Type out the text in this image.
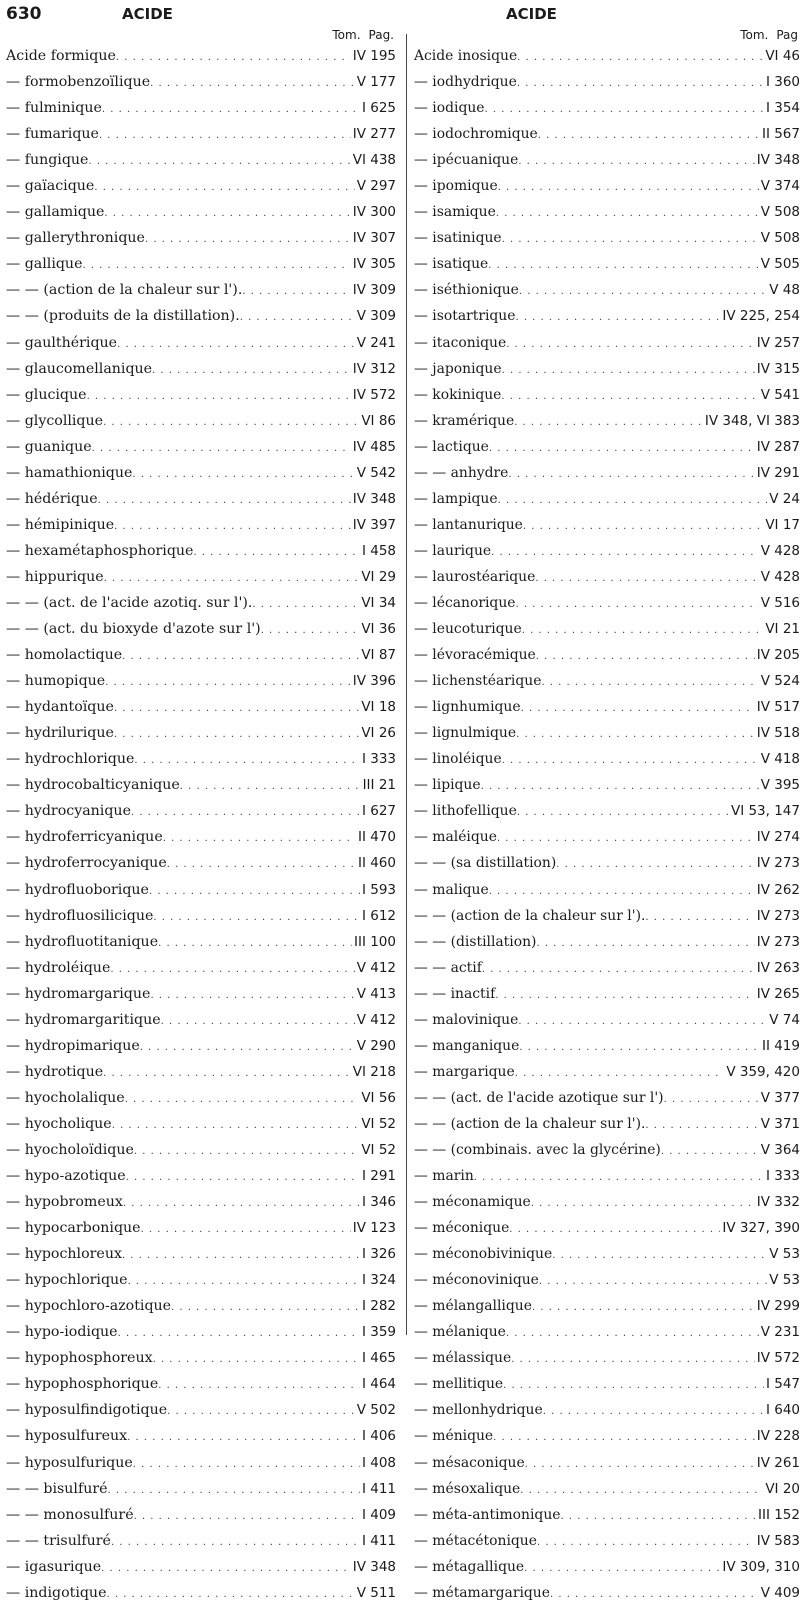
630	ACIDE	ACIDE
Tom. Pag.
Acide formique . . .	IV 195
— formobenzoïlique . . .	V 177
— fulminique . . .	I 625
— fumarique . . .	IV 277
— fungique . . .	VI 438
— gaïacique . . .	V 297
— gallamique . . .	IV 300
— gallerythronique . . .	IV 307
— gallique . . .	IV 305
— — (action de la chaleur sur l'). . . .	IV 309
— — (produits de la distillation). . . .	V 309
— gaulthérique . . .	V 241
— glaucomellanique . . .	IV 312
— glucique . . .	IV 572
— glycollique . . .	VI 86
— guanique . . .	IV 485
— hamathionique . . .	V 542
— hédérique . . .	IV 348
— hémipinique . . .	IV 397
— hexamétaphosphorique . . .	I 458
— hippurique . . .	VI 29
— — (act. de l'acide azotiq. sur l'). . . .	VI 34
— — (act. du bioxyde d'azote sur l') . . .	VI 36
— homolactique . . .	VI 87
— humopique . . .	IV 396
— hydantoïque . . .	VI 18
— hydrilurique . . .	VI 26
— hydrochlorique . . .	I 333
— hydrocobalticyanique . . .	III 21
— hydrocyanique . . .	I 627
— hydroferricyanique . . .	II 470
— hydroferrocyanique . . .	II 460
— hydrofluoborique . . .	I 593
— hydrofluosilicique . . .	I 612
— hydrofluotitanique . . .	III 100
— hydroléique . . .	V 412
— hydromargarique . . .	V 413
— hydromargaritique . . .	V 412
— hydropimarique . . .	V 290
— hydrotique . . .	VI 218
— hyocholalique . . .	VI 56
— hyocholique . . .	VI 52
— hyocholoïdique . . .	VI 52
— hypo-azotique . . .	I 291
— hypobromeux . . .	I 346
— hypocarbonique . . .	IV 123
— hypochloreux . . .	I 326
— hypochlorique . . .	I 324
— hypochloro-azotique . . .	I 282
— hypo-iodique . . .	I 359
— hypophosphoreux . . .	I 465
— hypophosphorique . . .	I 464
— hyposulfindigotique . . .	V 502
— hyposulfureux . . .	I 406
— hyposulfurique . . .	I 408
— — bisulfuré . . .	I 411
— — monosulfuré . . .	I 409
— — trisulfuré . . .	I 411
— igasurique . . .	IV 348
— indigotique . . .	V 511
Tom. Pag
Acide inosique . . .	VI 46
— iodhydrique . . .	I 360
— iodique . . .	I 354
— iodochromique . . .	II 567
— ipécuanique . . .	IV 348
— ipomique . . .	V 374
— isamique . . .	V 508
— isatinique . . .	V 508
— isatique . . .	V 505
— iséthionique . . .	V 48
— isotartrique . . .	IV 225, 254
— itaconique . . .	IV 257
— japonique . . .	IV 315
— kokinique . . .	V 541
— kramérique . . .	IV 348, VI 383
— lactique . . .	IV 287
— — anhydre . . .	IV 291
— lampique . . .	V 24
— lantanurique . . .	VI 17
— laurique . . .	V 428
— laurostéarique . . .	V 428
— lécanorique . . .	V 516
— leucoturique . . .	VI 21
— lévoracémique . . .	IV 205
— lichenstéarique . . .	V 524
— lignhumique . . .	IV 517
— lignulmique . . .	IV 518
— linoléique . . .	V 418
— lipique . . .	V 395
— lithofellique . . .	VI 53, 147
— maléique . . .	IV 274
— — (sa distillation) . . .	IV 273
— malique . . .	IV 262
— — (action de la chaleur sur l'). . . .	IV 273
— — (distillation) . . .	IV 273
— — actif . . .	IV 263
— — inactif . . .	IV 265
— malovinique . . .	V 74
— manganique . . .	II 419
— margarique . . .	V 359, 420
— — (act. de l'acide azotique sur l') . . .	V 377
— — (action de la chaleur sur l'). . . .	V 371
— — (combinais. avec la glycérine) . . .	V 364
— marin . . .	I 333
— méconamique . . .	IV 332
— méconique . . .	IV 327, 390
— méconobivinique . . .	V 53
— méconovinique . . .	V 53
— mélangallique . . .	IV 299
— mélanique . . .	V 231
— mélassique . . .	IV 572
— mellitique . . .	I 547
— mellonhydrique . . .	I 640
— ménique . . .	IV 228
— mésaconique . . .	IV 261
— mésoxalique . . .	VI 20
— méta-antimonique . . .	III 152
— métacétonique . . .	IV 583
— métagallique . . .	IV 309, 310
— métamargarique . . .	V 409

··········

• [Exercise requirements]
Using the records above, gather all lines where the string "azotique" is present.

• [Finished answer]
— hypo-azotique . . .	I 291
— hypochloro-azotique . . .	I 282
— — (act. de l'acide azotique sur l') . . .	V 377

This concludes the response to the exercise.